>> Start DATA FOR THIS EXERCISE

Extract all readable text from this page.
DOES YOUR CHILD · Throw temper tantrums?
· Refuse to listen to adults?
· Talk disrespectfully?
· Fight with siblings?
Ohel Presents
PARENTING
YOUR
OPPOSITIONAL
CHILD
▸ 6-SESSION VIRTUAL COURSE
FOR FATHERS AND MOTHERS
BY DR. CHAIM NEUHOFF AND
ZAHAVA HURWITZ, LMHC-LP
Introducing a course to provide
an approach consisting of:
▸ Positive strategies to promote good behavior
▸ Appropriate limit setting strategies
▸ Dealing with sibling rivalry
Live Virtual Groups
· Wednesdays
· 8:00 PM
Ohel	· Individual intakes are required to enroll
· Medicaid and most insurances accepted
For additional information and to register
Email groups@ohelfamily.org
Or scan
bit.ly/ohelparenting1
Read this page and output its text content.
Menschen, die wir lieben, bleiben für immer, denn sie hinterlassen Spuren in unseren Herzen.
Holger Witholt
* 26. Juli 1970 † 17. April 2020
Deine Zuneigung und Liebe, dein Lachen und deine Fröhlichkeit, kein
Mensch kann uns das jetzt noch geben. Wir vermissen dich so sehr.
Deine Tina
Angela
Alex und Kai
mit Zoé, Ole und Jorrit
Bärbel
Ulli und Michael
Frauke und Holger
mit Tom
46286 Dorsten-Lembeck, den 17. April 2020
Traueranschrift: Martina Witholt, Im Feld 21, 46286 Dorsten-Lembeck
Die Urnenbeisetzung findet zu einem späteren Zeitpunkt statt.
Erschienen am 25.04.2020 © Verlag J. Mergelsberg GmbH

>> End DATA FOR THIS EXERCISE

TASK REQUIREMENTS: Reproduce the whole listing word for word.

IN RESPONSE:
Extract all readable text from this page.
DOES YOUR CHILD · Throw temper tantrums?
· Refuse to listen to adults?
· Talk disrespectfully?
· Fight with siblings?
Ohel Presents
PARENTING
YOUR
OPPOSITIONAL
CHILD
▸ 6-SESSION VIRTUAL COURSE
FOR FATHERS AND MOTHERS
BY DR. CHAIM NEUHOFF AND
ZAHAVA HURWITZ, LMHC-LP
Introducing a course to provide
an approach consisting of:
▸ Positive strategies to promote good behavior
▸ Appropriate limit setting strategies
▸ Dealing with sibling rivalry
Live Virtual Groups
· Wednesdays
· 8:00 PM
Ohel	· Individual intakes are required to enroll
· Medicaid and most insurances accepted
For additional information and to register
Email groups@ohelfamily.org
Or scan
bit.ly/ohelparenting1
Read this page and output its text content.
Menschen, die wir lieben, bleiben für immer, denn sie hinterlassen Spuren in unseren Herzen.
Holger Witholt
* 26. Juli 1970 † 17. April 2020
Deine Zuneigung und Liebe, dein Lachen und deine Fröhlichkeit, kein
Mensch kann uns das jetzt noch geben. Wir vermissen dich so sehr.
Deine Tina
Angela
Alex und Kai
mit Zoé, Ole und Jorrit
Bärbel
Ulli und Michael
Frauke und Holger
mit Tom
46286 Dorsten-Lembeck, den 17. April 2020
Traueranschrift: Martina Witholt, Im Feld 21, 46286 Dorsten-Lembeck
Die Urnenbeisetzung findet zu einem späteren Zeitpunkt statt.
Erschienen am 25.04.2020 © Verlag J. Mergelsberg GmbH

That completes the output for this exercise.